- Data:
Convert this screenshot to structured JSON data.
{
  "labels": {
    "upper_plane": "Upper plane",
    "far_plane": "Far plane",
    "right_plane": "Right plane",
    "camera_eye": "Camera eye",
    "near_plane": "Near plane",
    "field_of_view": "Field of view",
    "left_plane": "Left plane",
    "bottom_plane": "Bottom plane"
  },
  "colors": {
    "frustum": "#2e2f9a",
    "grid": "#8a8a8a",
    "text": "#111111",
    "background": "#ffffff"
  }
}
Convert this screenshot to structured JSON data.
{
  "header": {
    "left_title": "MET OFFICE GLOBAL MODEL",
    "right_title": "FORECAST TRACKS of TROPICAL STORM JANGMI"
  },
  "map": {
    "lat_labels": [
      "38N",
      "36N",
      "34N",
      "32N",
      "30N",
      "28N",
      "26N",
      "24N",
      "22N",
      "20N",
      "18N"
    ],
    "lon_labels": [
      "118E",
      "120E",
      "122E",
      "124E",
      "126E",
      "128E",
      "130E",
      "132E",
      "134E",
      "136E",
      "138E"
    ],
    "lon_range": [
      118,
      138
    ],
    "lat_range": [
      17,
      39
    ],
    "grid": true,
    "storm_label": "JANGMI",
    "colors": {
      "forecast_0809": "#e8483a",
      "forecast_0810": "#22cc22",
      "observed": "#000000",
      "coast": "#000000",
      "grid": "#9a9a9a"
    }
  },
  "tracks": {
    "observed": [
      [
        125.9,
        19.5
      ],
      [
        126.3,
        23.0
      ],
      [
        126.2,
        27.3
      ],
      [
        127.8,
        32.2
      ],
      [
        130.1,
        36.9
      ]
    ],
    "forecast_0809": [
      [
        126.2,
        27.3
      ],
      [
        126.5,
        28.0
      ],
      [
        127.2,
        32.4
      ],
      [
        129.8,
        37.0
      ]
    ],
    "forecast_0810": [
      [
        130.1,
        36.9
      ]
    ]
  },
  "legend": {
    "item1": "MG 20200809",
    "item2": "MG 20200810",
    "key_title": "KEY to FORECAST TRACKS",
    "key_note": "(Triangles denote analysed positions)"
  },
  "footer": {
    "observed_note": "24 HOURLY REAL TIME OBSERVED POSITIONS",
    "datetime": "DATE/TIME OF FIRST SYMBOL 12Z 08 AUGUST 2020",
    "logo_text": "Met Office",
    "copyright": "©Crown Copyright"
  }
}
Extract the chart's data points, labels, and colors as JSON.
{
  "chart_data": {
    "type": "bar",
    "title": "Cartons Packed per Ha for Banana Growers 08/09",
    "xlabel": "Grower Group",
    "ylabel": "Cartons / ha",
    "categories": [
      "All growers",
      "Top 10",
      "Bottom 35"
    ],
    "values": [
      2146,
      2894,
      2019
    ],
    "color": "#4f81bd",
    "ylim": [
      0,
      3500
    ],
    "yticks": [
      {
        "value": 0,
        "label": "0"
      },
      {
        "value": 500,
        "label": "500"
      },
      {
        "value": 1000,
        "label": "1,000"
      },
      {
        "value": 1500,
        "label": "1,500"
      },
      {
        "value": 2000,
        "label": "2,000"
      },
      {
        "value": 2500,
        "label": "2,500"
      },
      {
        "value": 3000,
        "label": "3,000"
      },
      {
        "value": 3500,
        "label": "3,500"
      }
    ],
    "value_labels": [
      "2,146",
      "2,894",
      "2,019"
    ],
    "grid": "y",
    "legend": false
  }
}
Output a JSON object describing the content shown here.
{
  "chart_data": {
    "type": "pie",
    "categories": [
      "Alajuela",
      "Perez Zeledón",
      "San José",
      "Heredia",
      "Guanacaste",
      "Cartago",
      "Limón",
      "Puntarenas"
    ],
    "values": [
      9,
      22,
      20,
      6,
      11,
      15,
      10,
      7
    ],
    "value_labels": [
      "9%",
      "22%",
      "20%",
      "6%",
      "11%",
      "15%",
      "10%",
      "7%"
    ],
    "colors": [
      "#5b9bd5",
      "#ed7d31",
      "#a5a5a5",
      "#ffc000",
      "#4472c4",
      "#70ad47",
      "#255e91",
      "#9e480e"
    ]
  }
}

- Exercise objective: Repeat the records above exactly, leaving none out.

- Expected answer:
Convert this screenshot to structured JSON data.
{
  "labels": {
    "upper_plane": "Upper plane",
    "far_plane": "Far plane",
    "right_plane": "Right plane",
    "camera_eye": "Camera eye",
    "near_plane": "Near plane",
    "field_of_view": "Field of view",
    "left_plane": "Left plane",
    "bottom_plane": "Bottom plane"
  },
  "colors": {
    "frustum": "#2e2f9a",
    "grid": "#8a8a8a",
    "text": "#111111",
    "background": "#ffffff"
  }
}
Convert this screenshot to structured JSON data.
{
  "header": {
    "left_title": "MET OFFICE GLOBAL MODEL",
    "right_title": "FORECAST TRACKS of TROPICAL STORM JANGMI"
  },
  "map": {
    "lat_labels": [
      "38N",
      "36N",
      "34N",
      "32N",
      "30N",
      "28N",
      "26N",
      "24N",
      "22N",
      "20N",
      "18N"
    ],
    "lon_labels": [
      "118E",
      "120E",
      "122E",
      "124E",
      "126E",
      "128E",
      "130E",
      "132E",
      "134E",
      "136E",
      "138E"
    ],
    "lon_range": [
      118,
      138
    ],
    "lat_range": [
      17,
      39
    ],
    "grid": true,
    "storm_label": "JANGMI",
    "colors": {
      "forecast_0809": "#e8483a",
      "forecast_0810": "#22cc22",
      "observed": "#000000",
      "coast": "#000000",
      "grid": "#9a9a9a"
    }
  },
  "tracks": {
    "observed": [
      [
        125.9,
        19.5
      ],
      [
        126.3,
        23.0
      ],
      [
        126.2,
        27.3
      ],
      [
        127.8,
        32.2
      ],
      [
        130.1,
        36.9
      ]
    ],
    "forecast_0809": [
      [
        126.2,
        27.3
      ],
      [
        126.5,
        28.0
      ],
      [
        127.2,
        32.4
      ],
      [
        129.8,
        37.0
      ]
    ],
    "forecast_0810": [
      [
        130.1,
        36.9
      ]
    ]
  },
  "legend": {
    "item1": "MG 20200809",
    "item2": "MG 20200810",
    "key_title": "KEY to FORECAST TRACKS",
    "key_note": "(Triangles denote analysed positions)"
  },
  "footer": {
    "observed_note": "24 HOURLY REAL TIME OBSERVED POSITIONS",
    "datetime": "DATE/TIME OF FIRST SYMBOL 12Z 08 AUGUST 2020",
    "logo_text": "Met Office",
    "copyright": "©Crown Copyright"
  }
}
Extract the chart's data points, labels, and colors as JSON.
{
  "chart_data": {
    "type": "bar",
    "title": "Cartons Packed per Ha for Banana Growers 08/09",
    "xlabel": "Grower Group",
    "ylabel": "Cartons / ha",
    "categories": [
      "All growers",
      "Top 10",
      "Bottom 35"
    ],
    "values": [
      2146,
      2894,
      2019
    ],
    "color": "#4f81bd",
    "ylim": [
      0,
      3500
    ],
    "yticks": [
      {
        "value": 0,
        "label": "0"
      },
      {
        "value": 500,
        "label": "500"
      },
      {
        "value": 1000,
        "label": "1,000"
      },
      {
        "value": 1500,
        "label": "1,500"
      },
      {
        "value": 2000,
        "label": "2,000"
      },
      {
        "value": 2500,
        "label": "2,500"
      },
      {
        "value": 3000,
        "label": "3,000"
      },
      {
        "value": 3500,
        "label": "3,500"
      }
    ],
    "value_labels": [
      "2,146",
      "2,894",
      "2,019"
    ],
    "grid": "y",
    "legend": false
  }
}
Output a JSON object describing the content shown here.
{
  "chart_data": {
    "type": "pie",
    "categories": [
      "Alajuela",
      "Perez Zeledón",
      "San José",
      "Heredia",
      "Guanacaste",
      "Cartago",
      "Limón",
      "Puntarenas"
    ],
    "values": [
      9,
      22,
      20,
      6,
      11,
      15,
      10,
      7
    ],
    "value_labels": [
      "9%",
      "22%",
      "20%",
      "6%",
      "11%",
      "15%",
      "10%",
      "7%"
    ],
    "colors": [
      "#5b9bd5",
      "#ed7d31",
      "#a5a5a5",
      "#ffc000",
      "#4472c4",
      "#70ad47",
      "#255e91",
      "#9e480e"
    ]
  }
}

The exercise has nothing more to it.